* YOUR GOAL: State how many lines of the records contain the string "独立学习能力获取新知识能力决策能力创新能力", and give no other information.

(Data listing)
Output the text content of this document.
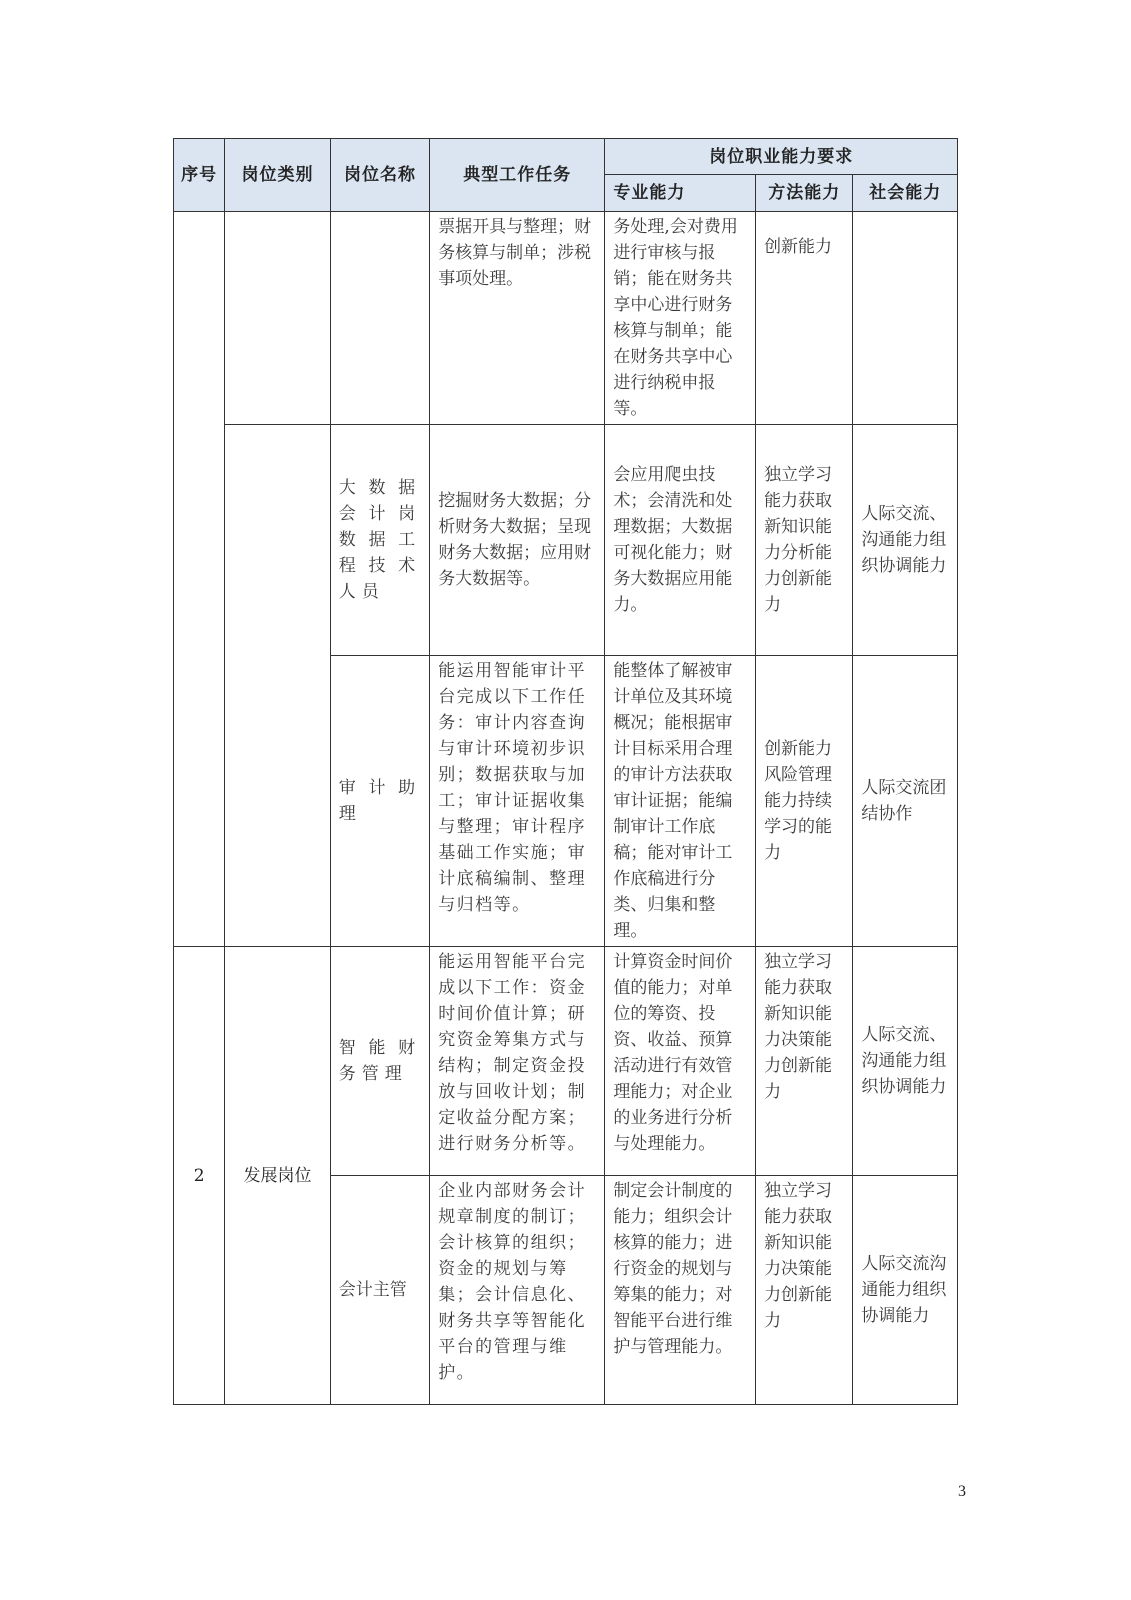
序号	岗位类别	岗位名称	典型工作任务	岗位职业能力要求		
				专业能力	方法能力	社会能力
			票据开具与整理；财务核算与制单；涉税事项处理。	务处理,会对费用进行审核与报销；能在财务共享中心进行财务核算与制单；能在财务共享中心进行纳税申报等。	创新能力	
		大数据会计岗数据工程技术人员	挖掘财务大数据；分析财务大数据；呈现财务大数据；应用财务大数据等。	会应用爬虫技术；会清洗和处理数据；大数据可视化能力；财务大数据应用能力。	独立学习能力获取新知识能力分析能力创新能力	人际交流、沟通能力组织协调能力
		审计助理	能运用智能审计平台完成以下工作任务：审计内容查询与审计环境初步识别；数据获取与加工；审计证据收集与整理；审计程序基础工作实施；审计底稿编制、整理与归档等。	能整体了解被审计单位及其环境概况；能根据审计目标采用合理的审计方法获取审计证据；能编制审计工作底稿；能对审计工作底稿进行分类、归集和整理。	创新能力风险管理能力持续学习的能力	人际交流团结协作
2	发展岗位	智能财务管理	能运用智能平台完成以下工作：资金时间价值计算；研究资金筹集方式与结构；制定资金投放与回收计划；制定收益分配方案；进行财务分析等。	计算资金时间价值的能力；对单位的筹资、投资、收益、预算活动进行有效管理能力；对企业的业务进行分析与处理能力。	独立学习能力获取新知识能力决策能力创新能力	人际交流、沟通能力组织协调能力
		会计主管	企业内部财务会计规章制度的制订；会计核算的组织；资金的规划与筹集；会计信息化、财务共享等智能化平台的管理与维护。	制定会计制度的能力；组织会计核算的能力；进行资金的规划与筹集的能力；对智能平台进行维护与管理能力。	独立学习能力获取新知识能力决策能力创新能力	人际交流沟通能力组织协调能力
3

* WRITTEN SOLUTION: 2